**Supplied information**
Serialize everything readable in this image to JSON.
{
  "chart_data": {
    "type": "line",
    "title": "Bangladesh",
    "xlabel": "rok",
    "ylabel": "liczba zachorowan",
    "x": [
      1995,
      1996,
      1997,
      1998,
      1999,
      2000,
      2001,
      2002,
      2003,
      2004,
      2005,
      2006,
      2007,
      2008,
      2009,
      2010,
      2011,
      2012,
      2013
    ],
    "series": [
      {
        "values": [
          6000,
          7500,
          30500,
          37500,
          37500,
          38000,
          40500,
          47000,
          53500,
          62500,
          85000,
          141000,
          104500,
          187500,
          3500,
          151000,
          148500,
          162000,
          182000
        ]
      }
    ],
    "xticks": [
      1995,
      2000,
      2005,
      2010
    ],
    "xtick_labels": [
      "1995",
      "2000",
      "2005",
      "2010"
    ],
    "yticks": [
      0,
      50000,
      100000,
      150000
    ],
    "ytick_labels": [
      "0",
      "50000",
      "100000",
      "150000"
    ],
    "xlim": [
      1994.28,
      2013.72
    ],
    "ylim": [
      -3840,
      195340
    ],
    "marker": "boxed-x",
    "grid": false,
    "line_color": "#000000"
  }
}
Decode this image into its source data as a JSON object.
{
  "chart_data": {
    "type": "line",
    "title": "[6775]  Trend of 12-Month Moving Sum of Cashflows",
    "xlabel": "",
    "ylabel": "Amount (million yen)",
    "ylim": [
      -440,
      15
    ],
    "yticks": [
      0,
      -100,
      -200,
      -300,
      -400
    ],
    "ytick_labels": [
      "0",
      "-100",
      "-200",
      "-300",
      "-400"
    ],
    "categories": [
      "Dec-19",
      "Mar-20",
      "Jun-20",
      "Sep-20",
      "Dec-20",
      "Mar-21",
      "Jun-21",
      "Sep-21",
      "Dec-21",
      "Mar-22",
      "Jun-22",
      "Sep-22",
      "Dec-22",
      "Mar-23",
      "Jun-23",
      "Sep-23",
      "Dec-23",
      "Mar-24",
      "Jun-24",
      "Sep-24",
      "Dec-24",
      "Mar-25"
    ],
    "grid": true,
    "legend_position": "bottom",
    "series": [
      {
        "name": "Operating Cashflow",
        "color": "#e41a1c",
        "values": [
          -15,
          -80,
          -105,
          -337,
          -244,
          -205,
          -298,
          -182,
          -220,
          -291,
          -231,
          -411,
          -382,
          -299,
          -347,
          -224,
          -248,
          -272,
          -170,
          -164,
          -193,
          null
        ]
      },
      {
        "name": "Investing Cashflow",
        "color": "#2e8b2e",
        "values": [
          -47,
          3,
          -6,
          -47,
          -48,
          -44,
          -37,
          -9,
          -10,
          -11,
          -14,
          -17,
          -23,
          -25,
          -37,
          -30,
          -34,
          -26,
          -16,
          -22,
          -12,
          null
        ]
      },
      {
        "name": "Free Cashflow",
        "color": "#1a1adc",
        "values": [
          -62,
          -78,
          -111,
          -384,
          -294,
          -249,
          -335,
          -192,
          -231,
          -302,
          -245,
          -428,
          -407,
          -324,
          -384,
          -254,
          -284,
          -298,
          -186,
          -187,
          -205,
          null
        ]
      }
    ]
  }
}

**Written instruction**
Reproduce the listing above verbatim, from first line to last.

**Written response**
Serialize everything readable in this image to JSON.
{
  "chart_data": {
    "type": "line",
    "title": "Bangladesh",
    "xlabel": "rok",
    "ylabel": "liczba zachorowan",
    "x": [
      1995,
      1996,
      1997,
      1998,
      1999,
      2000,
      2001,
      2002,
      2003,
      2004,
      2005,
      2006,
      2007,
      2008,
      2009,
      2010,
      2011,
      2012,
      2013
    ],
    "series": [
      {
        "values": [
          6000,
          7500,
          30500,
          37500,
          37500,
          38000,
          40500,
          47000,
          53500,
          62500,
          85000,
          141000,
          104500,
          187500,
          3500,
          151000,
          148500,
          162000,
          182000
        ]
      }
    ],
    "xticks": [
      1995,
      2000,
      2005,
      2010
    ],
    "xtick_labels": [
      "1995",
      "2000",
      "2005",
      "2010"
    ],
    "yticks": [
      0,
      50000,
      100000,
      150000
    ],
    "ytick_labels": [
      "0",
      "50000",
      "100000",
      "150000"
    ],
    "xlim": [
      1994.28,
      2013.72
    ],
    "ylim": [
      -3840,
      195340
    ],
    "marker": "boxed-x",
    "grid": false,
    "line_color": "#000000"
  }
}
Decode this image into its source data as a JSON object.
{
  "chart_data": {
    "type": "line",
    "title": "[6775]  Trend of 12-Month Moving Sum of Cashflows",
    "xlabel": "",
    "ylabel": "Amount (million yen)",
    "ylim": [
      -440,
      15
    ],
    "yticks": [
      0,
      -100,
      -200,
      -300,
      -400
    ],
    "ytick_labels": [
      "0",
      "-100",
      "-200",
      "-300",
      "-400"
    ],
    "categories": [
      "Dec-19",
      "Mar-20",
      "Jun-20",
      "Sep-20",
      "Dec-20",
      "Mar-21",
      "Jun-21",
      "Sep-21",
      "Dec-21",
      "Mar-22",
      "Jun-22",
      "Sep-22",
      "Dec-22",
      "Mar-23",
      "Jun-23",
      "Sep-23",
      "Dec-23",
      "Mar-24",
      "Jun-24",
      "Sep-24",
      "Dec-24",
      "Mar-25"
    ],
    "grid": true,
    "legend_position": "bottom",
    "series": [
      {
        "name": "Operating Cashflow",
        "color": "#e41a1c",
        "values": [
          -15,
          -80,
          -105,
          -337,
          -244,
          -205,
          -298,
          -182,
          -220,
          -291,
          -231,
          -411,
          -382,
          -299,
          -347,
          -224,
          -248,
          -272,
          -170,
          -164,
          -193,
          null
        ]
      },
      {
        "name": "Investing Cashflow",
        "color": "#2e8b2e",
        "values": [
          -47,
          3,
          -6,
          -47,
          -48,
          -44,
          -37,
          -9,
          -10,
          -11,
          -14,
          -17,
          -23,
          -25,
          -37,
          -30,
          -34,
          -26,
          -16,
          -22,
          -12,
          null
        ]
      },
      {
        "name": "Free Cashflow",
        "color": "#1a1adc",
        "values": [
          -62,
          -78,
          -111,
          -384,
          -294,
          -249,
          -335,
          -192,
          -231,
          -302,
          -245,
          -428,
          -407,
          -324,
          -384,
          -254,
          -284,
          -298,
          -186,
          -187,
          -205,
          null
        ]
      }
    ]
  }
}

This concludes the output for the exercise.